## REQUEST:
Below are some entries. Copy each line that holds the string "Answer".

## MATERIAL FOR THIS TASK:
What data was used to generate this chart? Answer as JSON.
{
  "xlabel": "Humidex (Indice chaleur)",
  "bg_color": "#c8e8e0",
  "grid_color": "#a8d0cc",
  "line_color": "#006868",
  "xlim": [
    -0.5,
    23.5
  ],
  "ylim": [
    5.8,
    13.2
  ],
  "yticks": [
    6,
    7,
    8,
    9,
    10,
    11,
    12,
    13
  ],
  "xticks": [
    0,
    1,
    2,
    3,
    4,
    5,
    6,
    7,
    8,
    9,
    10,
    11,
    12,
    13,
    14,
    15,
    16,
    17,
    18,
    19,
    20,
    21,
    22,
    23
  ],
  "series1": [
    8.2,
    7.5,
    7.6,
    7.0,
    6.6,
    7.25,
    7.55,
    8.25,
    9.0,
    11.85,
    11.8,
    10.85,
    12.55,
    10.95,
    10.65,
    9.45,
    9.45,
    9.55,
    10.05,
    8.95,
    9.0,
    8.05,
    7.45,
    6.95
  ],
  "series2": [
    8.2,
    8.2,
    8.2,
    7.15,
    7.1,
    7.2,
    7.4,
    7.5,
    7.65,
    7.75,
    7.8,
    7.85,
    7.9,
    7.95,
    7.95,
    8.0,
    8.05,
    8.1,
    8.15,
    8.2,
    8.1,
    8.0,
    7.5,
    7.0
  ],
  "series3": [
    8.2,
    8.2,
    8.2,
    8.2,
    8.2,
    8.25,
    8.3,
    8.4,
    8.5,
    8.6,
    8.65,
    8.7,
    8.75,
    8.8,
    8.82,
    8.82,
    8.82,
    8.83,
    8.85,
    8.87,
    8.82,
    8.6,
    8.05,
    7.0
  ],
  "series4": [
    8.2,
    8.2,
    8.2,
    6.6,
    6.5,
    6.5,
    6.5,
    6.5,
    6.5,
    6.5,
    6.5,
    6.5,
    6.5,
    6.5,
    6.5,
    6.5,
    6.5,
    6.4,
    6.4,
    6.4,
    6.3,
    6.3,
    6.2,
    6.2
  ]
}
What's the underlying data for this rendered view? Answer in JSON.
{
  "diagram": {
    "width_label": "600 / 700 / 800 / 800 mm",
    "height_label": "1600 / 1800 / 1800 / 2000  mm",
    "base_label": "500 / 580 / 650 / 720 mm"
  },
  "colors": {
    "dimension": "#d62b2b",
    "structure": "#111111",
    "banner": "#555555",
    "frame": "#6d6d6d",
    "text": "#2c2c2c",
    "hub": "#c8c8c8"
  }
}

## SOLVED PROBLEM:
What data was used to generate this chart? Answer as JSON.
What's the underlying data for this rendered view? Answer in JSON.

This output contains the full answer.